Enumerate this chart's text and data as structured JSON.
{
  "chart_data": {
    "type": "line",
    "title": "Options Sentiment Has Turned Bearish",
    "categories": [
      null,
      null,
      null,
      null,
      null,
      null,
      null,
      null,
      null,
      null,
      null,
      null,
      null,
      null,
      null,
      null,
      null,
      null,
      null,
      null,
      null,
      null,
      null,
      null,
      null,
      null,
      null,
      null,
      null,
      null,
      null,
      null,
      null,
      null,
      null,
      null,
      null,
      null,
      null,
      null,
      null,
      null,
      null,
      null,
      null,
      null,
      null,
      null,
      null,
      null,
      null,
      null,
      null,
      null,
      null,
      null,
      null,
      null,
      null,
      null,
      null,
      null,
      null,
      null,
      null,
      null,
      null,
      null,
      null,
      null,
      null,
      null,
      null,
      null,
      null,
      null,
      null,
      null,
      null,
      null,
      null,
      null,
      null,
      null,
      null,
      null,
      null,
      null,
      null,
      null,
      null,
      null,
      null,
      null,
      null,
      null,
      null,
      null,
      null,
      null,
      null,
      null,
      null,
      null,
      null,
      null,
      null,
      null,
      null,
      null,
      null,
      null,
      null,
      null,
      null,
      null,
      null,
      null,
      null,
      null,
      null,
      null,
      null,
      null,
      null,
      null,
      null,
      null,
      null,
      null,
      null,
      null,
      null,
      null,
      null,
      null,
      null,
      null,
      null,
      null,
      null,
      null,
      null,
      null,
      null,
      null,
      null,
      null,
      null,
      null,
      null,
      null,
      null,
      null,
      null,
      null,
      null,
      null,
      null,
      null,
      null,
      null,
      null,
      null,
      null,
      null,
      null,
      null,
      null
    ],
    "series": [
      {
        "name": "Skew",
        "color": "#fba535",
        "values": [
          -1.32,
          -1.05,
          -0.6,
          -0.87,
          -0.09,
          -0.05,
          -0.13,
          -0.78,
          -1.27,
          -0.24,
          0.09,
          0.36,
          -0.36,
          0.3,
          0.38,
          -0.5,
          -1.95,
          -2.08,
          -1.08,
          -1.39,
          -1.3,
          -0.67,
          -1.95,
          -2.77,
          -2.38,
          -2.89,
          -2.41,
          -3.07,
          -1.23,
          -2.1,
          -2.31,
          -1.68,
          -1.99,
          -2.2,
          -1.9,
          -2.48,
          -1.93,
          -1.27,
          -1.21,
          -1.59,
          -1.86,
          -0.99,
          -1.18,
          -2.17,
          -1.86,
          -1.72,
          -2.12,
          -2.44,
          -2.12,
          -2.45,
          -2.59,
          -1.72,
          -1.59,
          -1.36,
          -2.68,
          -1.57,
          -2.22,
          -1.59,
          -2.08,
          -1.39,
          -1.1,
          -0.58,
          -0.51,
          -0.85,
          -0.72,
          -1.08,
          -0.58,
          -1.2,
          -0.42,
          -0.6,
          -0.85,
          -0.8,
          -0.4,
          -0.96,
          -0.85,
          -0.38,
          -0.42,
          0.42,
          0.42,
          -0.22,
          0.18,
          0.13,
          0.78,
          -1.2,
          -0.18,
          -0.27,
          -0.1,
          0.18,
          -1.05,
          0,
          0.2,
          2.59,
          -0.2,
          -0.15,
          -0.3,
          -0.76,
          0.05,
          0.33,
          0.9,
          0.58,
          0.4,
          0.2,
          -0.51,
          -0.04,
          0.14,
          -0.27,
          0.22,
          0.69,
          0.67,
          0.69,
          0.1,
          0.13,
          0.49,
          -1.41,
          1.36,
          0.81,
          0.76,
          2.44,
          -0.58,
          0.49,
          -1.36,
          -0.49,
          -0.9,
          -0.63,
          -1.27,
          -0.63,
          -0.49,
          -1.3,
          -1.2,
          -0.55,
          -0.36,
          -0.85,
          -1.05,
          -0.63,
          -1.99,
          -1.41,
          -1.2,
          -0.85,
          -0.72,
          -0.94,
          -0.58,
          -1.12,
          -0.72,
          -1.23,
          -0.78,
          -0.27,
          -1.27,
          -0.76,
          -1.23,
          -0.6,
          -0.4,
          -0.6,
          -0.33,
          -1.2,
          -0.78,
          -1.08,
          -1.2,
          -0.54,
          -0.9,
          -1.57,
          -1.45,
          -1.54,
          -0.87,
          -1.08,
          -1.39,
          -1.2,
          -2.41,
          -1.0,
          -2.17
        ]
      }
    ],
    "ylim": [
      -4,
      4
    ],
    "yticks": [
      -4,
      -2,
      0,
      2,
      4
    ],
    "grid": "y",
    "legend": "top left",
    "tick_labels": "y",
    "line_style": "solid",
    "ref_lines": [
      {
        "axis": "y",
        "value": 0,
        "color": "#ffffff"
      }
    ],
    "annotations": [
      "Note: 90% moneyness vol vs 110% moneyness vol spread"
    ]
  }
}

Your instructions:
Restate the listing above word for word.

Exercise answer:
Enumerate this chart's text and data as structured JSON.
{
  "chart_data": {
    "type": "line",
    "title": "Options Sentiment Has Turned Bearish",
    "categories": [
      null,
      null,
      null,
      null,
      null,
      null,
      null,
      null,
      null,
      null,
      null,
      null,
      null,
      null,
      null,
      null,
      null,
      null,
      null,
      null,
      null,
      null,
      null,
      null,
      null,
      null,
      null,
      null,
      null,
      null,
      null,
      null,
      null,
      null,
      null,
      null,
      null,
      null,
      null,
      null,
      null,
      null,
      null,
      null,
      null,
      null,
      null,
      null,
      null,
      null,
      null,
      null,
      null,
      null,
      null,
      null,
      null,
      null,
      null,
      null,
      null,
      null,
      null,
      null,
      null,
      null,
      null,
      null,
      null,
      null,
      null,
      null,
      null,
      null,
      null,
      null,
      null,
      null,
      null,
      null,
      null,
      null,
      null,
      null,
      null,
      null,
      null,
      null,
      null,
      null,
      null,
      null,
      null,
      null,
      null,
      null,
      null,
      null,
      null,
      null,
      null,
      null,
      null,
      null,
      null,
      null,
      null,
      null,
      null,
      null,
      null,
      null,
      null,
      null,
      null,
      null,
      null,
      null,
      null,
      null,
      null,
      null,
      null,
      null,
      null,
      null,
      null,
      null,
      null,
      null,
      null,
      null,
      null,
      null,
      null,
      null,
      null,
      null,
      null,
      null,
      null,
      null,
      null,
      null,
      null,
      null,
      null,
      null,
      null,
      null,
      null,
      null,
      null,
      null,
      null,
      null,
      null,
      null,
      null,
      null,
      null,
      null,
      null,
      null,
      null,
      null,
      null,
      null,
      null
    ],
    "series": [
      {
        "name": "Skew",
        "color": "#fba535",
        "values": [
          -1.32,
          -1.05,
          -0.6,
          -0.87,
          -0.09,
          -0.05,
          -0.13,
          -0.78,
          -1.27,
          -0.24,
          0.09,
          0.36,
          -0.36,
          0.3,
          0.38,
          -0.5,
          -1.95,
          -2.08,
          -1.08,
          -1.39,
          -1.3,
          -0.67,
          -1.95,
          -2.77,
          -2.38,
          -2.89,
          -2.41,
          -3.07,
          -1.23,
          -2.1,
          -2.31,
          -1.68,
          -1.99,
          -2.2,
          -1.9,
          -2.48,
          -1.93,
          -1.27,
          -1.21,
          -1.59,
          -1.86,
          -0.99,
          -1.18,
          -2.17,
          -1.86,
          -1.72,
          -2.12,
          -2.44,
          -2.12,
          -2.45,
          -2.59,
          -1.72,
          -1.59,
          -1.36,
          -2.68,
          -1.57,
          -2.22,
          -1.59,
          -2.08,
          -1.39,
          -1.1,
          -0.58,
          -0.51,
          -0.85,
          -0.72,
          -1.08,
          -0.58,
          -1.2,
          -0.42,
          -0.6,
          -0.85,
          -0.8,
          -0.4,
          -0.96,
          -0.85,
          -0.38,
          -0.42,
          0.42,
          0.42,
          -0.22,
          0.18,
          0.13,
          0.78,
          -1.2,
          -0.18,
          -0.27,
          -0.1,
          0.18,
          -1.05,
          0,
          0.2,
          2.59,
          -0.2,
          -0.15,
          -0.3,
          -0.76,
          0.05,
          0.33,
          0.9,
          0.58,
          0.4,
          0.2,
          -0.51,
          -0.04,
          0.14,
          -0.27,
          0.22,
          0.69,
          0.67,
          0.69,
          0.1,
          0.13,
          0.49,
          -1.41,
          1.36,
          0.81,
          0.76,
          2.44,
          -0.58,
          0.49,
          -1.36,
          -0.49,
          -0.9,
          -0.63,
          -1.27,
          -0.63,
          -0.49,
          -1.3,
          -1.2,
          -0.55,
          -0.36,
          -0.85,
          -1.05,
          -0.63,
          -1.99,
          -1.41,
          -1.2,
          -0.85,
          -0.72,
          -0.94,
          -0.58,
          -1.12,
          -0.72,
          -1.23,
          -0.78,
          -0.27,
          -1.27,
          -0.76,
          -1.23,
          -0.6,
          -0.4,
          -0.6,
          -0.33,
          -1.2,
          -0.78,
          -1.08,
          -1.2,
          -0.54,
          -0.9,
          -1.57,
          -1.45,
          -1.54,
          -0.87,
          -1.08,
          -1.39,
          -1.2,
          -2.41,
          -1.0,
          -2.17
        ]
      }
    ],
    "ylim": [
      -4,
      4
    ],
    "yticks": [
      -4,
      -2,
      0,
      2,
      4
    ],
    "grid": "y",
    "legend": "top left",
    "tick_labels": "y",
    "line_style": "solid",
    "ref_lines": [
      {
        "axis": "y",
        "value": 0,
        "color": "#ffffff"
      }
    ],
    "annotations": [
      "Note: 90% moneyness vol vs 110% moneyness vol spread"
    ]
  }
}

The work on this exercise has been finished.